Required work:
(A) List every character name that appears in the theater review of The Boys Next Door.
(B) Write a continuation of the review of The Boys Next Door that starts right after its final sentence.

Reading passage:
Every week the men attend a dance, and it’s here where Norman meets his girlfriend Sheila (Denise Tamburrino). She’s sweet and lovely, although not as believable as the men in her characterization. Michelle Ziccarelli rounds out the main portion of the cast, playing the multiple characters of Mrs. Fremus, Mrs. Warren and Clara, distinctly defining each one.
David Belew’s adept direction keeps energy and emotion of the show moving at a quick pace. In fact, when Act I ended I looked at my watch and was shocked at how time had flown by. Same goes for Act II. Although the ending seems a little abrupt and like the action should continue, the pace is quick and the energy stays high the whole time.
The Boys Next Door waivers on that fine line between comedy and tragedy, pulling from both to create a touching, funny, sad and wonderful portrayal of how five men live their lives and what it means to have each other in their lives. They create a genuine emotional connection with the audience that both tickles the funny bones and pulls on the heart strings. Mostly importantly, the play never mocks or pokes fun at those with special needs, but simply offers a glimpse into their lives.

Supplied records:

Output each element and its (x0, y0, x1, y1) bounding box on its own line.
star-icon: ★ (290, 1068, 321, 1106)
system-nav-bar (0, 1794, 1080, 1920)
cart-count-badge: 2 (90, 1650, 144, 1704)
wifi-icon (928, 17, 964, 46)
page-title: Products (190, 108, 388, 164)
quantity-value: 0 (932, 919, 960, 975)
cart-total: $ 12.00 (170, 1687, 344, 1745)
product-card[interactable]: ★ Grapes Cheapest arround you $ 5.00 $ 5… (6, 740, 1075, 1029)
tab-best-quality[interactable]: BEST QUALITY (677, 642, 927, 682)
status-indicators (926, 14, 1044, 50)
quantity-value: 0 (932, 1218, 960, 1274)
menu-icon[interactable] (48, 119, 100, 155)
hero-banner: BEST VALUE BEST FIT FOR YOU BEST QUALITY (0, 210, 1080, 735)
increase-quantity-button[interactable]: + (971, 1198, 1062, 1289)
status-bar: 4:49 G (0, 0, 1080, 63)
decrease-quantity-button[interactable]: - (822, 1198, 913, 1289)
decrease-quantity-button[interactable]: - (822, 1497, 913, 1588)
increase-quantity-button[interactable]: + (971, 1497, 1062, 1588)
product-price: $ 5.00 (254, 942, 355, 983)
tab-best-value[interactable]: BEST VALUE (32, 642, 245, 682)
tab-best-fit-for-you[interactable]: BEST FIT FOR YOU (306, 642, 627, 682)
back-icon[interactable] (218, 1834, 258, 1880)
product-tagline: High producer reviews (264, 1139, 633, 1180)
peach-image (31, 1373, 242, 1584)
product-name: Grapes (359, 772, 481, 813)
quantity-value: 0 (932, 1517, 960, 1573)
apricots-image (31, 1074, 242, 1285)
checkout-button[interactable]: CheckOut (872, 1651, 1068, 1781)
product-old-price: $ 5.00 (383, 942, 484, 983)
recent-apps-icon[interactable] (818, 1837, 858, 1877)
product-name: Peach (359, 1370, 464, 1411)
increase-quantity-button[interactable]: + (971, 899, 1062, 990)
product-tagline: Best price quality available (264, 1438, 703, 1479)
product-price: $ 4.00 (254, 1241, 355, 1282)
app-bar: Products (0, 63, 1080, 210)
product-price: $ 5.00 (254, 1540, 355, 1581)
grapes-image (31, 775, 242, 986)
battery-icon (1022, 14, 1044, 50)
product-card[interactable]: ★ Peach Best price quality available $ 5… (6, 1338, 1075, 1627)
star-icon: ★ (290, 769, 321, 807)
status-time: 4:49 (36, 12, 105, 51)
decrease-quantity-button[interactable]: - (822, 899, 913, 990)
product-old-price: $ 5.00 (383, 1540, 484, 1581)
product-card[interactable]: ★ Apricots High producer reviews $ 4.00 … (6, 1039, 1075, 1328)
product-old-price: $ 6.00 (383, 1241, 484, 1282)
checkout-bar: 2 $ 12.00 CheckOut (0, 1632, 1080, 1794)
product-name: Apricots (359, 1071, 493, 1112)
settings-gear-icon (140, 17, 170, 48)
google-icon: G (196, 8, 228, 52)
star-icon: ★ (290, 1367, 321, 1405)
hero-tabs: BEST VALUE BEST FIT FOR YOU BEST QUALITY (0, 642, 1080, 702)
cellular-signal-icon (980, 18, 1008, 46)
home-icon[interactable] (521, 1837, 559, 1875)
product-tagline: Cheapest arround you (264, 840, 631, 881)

Expected answers:
(A) Norman, Sheila, Mrs. Fremus, Mrs. Warren, Clara

(B)
The Boys Next Door plays at Metropolis Performing Arts Centre, 111 W. Campbell St. Arlington Heights, Ill., through February 20. Tickets are $35 to $43 and can be purchased here. Read an excerpt from The Boys Next Door.
- Bear Bellinger, Lucien P. Smith
- David Elliot, Norman Bulansky
- Adam Kander, Barry Klemper
- Andrew J. Pond, Arnold Wiggins
- Brian Rabinowitz, Mr. Klemper
- Marshall Stern, Mr. Corbin/Senator Clarke/Mr. Hedges
- Denise Tamburrino, Sheila
- Michael B. Woods, Jack
- Michelle Ziccarelli, Mrs. Fremus/Mrs. Warren/Clara
- Jack Birdwell, Barry Klemper & Jack U/S
- Amy Gorelow, (Sheila & Mrs. Fremus/Mrs. Warren/Clara u/s)
- Joshua Harris (Arnold Wiggins u/s
- Chuck Sisson (Mr. Klemper & Mr. Corbin/Senator Clarke/Mr. Hedges u/s)
- Tom Griffin (playwright)
- David Belew (Director)
- Robin M. Hughes (Artistic Dir./Dir. of Production)
- Eamonn McDonagh (Technical Director)
- Adam L. Veness (Scenic Designer)
- Steve Ptacek (Sound Designer)
- Yousif Mohamed (Resident Lighting Designer)
- Vicky J. Strei (Resident Costume Designer)
- Cindy Ottensmeyer (Properties Desigenr)
- Carly Franz (Assistant Production Manager)
- Hillary Gibson (Stage Manager)
- Karen Berger (Assistant Stage Manager)
- William A. Franz (Head of Sound)
- Michael Wagner (Master Electrician)
- Melissa Neal (Wardrobe)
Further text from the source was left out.